→ **Problem statement**:
Determine which lines of the records include the word "value", and copy them.

→ **Information given**:
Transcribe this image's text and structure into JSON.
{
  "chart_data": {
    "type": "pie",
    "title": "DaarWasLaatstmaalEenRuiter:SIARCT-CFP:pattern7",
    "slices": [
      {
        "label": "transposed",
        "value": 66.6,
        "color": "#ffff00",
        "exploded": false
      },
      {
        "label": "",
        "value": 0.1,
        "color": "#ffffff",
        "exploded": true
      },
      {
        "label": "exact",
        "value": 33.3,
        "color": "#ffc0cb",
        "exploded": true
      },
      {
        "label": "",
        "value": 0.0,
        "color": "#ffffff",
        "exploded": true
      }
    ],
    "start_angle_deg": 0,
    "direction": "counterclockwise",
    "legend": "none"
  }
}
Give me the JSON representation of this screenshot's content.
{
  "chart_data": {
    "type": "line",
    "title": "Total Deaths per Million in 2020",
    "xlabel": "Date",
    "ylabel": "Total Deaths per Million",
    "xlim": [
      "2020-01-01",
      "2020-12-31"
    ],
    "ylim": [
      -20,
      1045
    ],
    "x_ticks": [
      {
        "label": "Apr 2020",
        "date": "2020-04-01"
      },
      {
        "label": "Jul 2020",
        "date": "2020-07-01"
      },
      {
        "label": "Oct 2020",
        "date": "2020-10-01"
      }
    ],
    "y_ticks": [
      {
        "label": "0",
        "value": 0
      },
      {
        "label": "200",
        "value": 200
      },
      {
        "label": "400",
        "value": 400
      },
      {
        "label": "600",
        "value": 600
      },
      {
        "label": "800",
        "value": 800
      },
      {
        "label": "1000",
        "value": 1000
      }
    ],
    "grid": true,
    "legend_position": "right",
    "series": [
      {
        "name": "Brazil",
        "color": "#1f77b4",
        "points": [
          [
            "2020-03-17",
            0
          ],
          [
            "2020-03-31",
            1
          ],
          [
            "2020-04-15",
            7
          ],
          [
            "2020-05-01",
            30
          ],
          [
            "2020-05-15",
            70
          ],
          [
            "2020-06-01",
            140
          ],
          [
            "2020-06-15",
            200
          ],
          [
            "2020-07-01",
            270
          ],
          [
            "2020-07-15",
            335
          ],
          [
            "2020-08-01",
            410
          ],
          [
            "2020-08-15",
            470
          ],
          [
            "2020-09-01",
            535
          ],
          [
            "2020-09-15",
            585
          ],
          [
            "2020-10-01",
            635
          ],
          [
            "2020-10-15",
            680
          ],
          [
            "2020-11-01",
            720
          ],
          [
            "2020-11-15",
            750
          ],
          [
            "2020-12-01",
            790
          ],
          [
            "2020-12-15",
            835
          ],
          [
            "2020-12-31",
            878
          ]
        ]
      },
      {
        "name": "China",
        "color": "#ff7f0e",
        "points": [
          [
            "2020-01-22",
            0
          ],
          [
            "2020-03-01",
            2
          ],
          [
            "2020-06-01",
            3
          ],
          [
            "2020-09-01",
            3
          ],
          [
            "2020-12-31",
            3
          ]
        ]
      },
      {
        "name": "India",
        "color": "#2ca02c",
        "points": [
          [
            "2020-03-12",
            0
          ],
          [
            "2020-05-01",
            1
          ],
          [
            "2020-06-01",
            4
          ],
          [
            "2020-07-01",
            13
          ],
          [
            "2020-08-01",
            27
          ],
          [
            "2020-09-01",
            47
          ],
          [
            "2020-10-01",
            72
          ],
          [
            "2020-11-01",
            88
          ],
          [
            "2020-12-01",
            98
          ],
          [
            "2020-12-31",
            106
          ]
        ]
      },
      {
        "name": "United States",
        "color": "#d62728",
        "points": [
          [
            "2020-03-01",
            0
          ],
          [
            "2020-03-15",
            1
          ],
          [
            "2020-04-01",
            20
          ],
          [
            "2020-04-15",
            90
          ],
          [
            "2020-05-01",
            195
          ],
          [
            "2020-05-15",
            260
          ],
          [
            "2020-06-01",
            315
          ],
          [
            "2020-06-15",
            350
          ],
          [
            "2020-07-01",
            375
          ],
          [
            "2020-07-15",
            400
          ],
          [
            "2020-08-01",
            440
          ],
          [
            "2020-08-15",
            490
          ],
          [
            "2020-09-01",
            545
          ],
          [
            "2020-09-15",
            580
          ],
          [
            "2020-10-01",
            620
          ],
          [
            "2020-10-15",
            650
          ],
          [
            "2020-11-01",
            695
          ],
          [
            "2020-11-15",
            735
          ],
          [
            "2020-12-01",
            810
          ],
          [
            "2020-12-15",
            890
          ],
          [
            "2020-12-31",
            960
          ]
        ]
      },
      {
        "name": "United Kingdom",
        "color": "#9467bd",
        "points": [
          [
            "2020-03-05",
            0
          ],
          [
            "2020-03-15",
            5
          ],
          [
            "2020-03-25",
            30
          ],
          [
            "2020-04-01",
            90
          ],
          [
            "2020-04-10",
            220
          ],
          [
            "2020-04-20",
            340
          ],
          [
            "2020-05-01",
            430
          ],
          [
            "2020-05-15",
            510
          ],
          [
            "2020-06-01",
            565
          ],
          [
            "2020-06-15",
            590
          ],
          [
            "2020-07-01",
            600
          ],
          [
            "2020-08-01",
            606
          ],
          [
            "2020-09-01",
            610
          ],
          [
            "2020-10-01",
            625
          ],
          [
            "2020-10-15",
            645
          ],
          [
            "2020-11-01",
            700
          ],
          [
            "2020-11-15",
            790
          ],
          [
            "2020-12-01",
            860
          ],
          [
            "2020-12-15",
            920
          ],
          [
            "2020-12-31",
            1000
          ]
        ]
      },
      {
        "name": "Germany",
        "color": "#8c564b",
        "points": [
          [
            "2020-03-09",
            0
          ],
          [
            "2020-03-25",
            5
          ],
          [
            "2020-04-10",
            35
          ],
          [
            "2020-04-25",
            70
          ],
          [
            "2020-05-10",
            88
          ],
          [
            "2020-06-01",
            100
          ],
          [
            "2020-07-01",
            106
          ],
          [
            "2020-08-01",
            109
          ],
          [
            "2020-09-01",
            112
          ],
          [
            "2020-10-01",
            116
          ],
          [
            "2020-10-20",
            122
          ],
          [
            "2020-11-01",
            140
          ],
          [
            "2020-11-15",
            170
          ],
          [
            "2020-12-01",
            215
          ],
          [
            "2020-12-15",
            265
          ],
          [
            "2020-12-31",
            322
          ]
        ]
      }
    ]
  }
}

→ **Exercise answer**:
        "value": 66.6,
        "value": 0.1,
        "value": 33.3,
        "value": 0.0,
        "value": 0
        "value": 200
        "value": 400
        "value": 600
        "value": 800
        "value": 1000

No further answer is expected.